• **PROBLEM TO WORK ON**: Each record needs to be echoed exactly; can you do that?

======== SUPPLIED MATERIAL ========

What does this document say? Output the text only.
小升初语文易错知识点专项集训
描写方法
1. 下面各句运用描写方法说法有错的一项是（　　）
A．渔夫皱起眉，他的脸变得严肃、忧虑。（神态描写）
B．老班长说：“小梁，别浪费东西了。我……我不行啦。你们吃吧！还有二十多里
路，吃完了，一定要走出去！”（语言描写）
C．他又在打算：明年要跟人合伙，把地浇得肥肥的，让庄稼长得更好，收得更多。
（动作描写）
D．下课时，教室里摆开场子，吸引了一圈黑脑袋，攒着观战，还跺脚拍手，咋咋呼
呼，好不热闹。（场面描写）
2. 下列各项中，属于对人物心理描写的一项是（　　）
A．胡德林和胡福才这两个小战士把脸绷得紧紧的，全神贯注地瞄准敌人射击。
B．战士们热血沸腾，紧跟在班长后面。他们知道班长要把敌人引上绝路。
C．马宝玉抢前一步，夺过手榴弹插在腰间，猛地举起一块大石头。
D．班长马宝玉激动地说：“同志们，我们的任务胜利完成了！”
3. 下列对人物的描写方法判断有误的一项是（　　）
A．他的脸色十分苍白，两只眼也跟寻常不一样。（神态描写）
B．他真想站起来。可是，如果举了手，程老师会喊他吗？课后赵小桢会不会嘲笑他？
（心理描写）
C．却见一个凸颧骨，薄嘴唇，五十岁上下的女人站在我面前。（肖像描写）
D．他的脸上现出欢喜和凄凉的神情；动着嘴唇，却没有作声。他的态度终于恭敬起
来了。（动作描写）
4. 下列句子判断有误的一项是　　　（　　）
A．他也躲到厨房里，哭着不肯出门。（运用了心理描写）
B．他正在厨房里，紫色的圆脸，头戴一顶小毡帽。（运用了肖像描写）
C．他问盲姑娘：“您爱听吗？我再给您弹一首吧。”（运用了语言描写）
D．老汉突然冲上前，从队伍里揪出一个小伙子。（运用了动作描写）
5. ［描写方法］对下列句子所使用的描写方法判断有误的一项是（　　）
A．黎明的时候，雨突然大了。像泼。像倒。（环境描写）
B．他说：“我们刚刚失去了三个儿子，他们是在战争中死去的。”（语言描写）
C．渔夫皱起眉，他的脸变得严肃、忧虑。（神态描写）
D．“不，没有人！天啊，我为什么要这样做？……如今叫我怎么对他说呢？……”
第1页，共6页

========

• **RESULT OF THIS EXERCISE**:
What does this document say? Output the text only.
小升初语文易错知识点专项集训
描写方法
1. 下面各句运用描写方法说法有错的一项是（　　）
A．渔夫皱起眉，他的脸变得严肃、忧虑。（神态描写）
B．老班长说：“小梁，别浪费东西了。我……我不行啦。你们吃吧！还有二十多里
路，吃完了，一定要走出去！”（语言描写）
C．他又在打算：明年要跟人合伙，把地浇得肥肥的，让庄稼长得更好，收得更多。
（动作描写）
D．下课时，教室里摆开场子，吸引了一圈黑脑袋，攒着观战，还跺脚拍手，咋咋呼
呼，好不热闹。（场面描写）
2. 下列各项中，属于对人物心理描写的一项是（　　）
A．胡德林和胡福才这两个小战士把脸绷得紧紧的，全神贯注地瞄准敌人射击。
B．战士们热血沸腾，紧跟在班长后面。他们知道班长要把敌人引上绝路。
C．马宝玉抢前一步，夺过手榴弹插在腰间，猛地举起一块大石头。
D．班长马宝玉激动地说：“同志们，我们的任务胜利完成了！”
3. 下列对人物的描写方法判断有误的一项是（　　）
A．他的脸色十分苍白，两只眼也跟寻常不一样。（神态描写）
B．他真想站起来。可是，如果举了手，程老师会喊他吗？课后赵小桢会不会嘲笑他？
（心理描写）
C．却见一个凸颧骨，薄嘴唇，五十岁上下的女人站在我面前。（肖像描写）
D．他的脸上现出欢喜和凄凉的神情；动着嘴唇，却没有作声。他的态度终于恭敬起
来了。（动作描写）
4. 下列句子判断有误的一项是　　　（　　）
A．他也躲到厨房里，哭着不肯出门。（运用了心理描写）
B．他正在厨房里，紫色的圆脸，头戴一顶小毡帽。（运用了肖像描写）
C．他问盲姑娘：“您爱听吗？我再给您弹一首吧。”（运用了语言描写）
D．老汉突然冲上前，从队伍里揪出一个小伙子。（运用了动作描写）
5. ［描写方法］对下列句子所使用的描写方法判断有误的一项是（　　）
A．黎明的时候，雨突然大了。像泼。像倒。（环境描写）
B．他说：“我们刚刚失去了三个儿子，他们是在战争中死去的。”（语言描写）
C．渔夫皱起眉，他的脸变得严肃、忧虑。（神态描写）
D．“不，没有人！天啊，我为什么要这样做？……如今叫我怎么对他说呢？……”
第1页，共6页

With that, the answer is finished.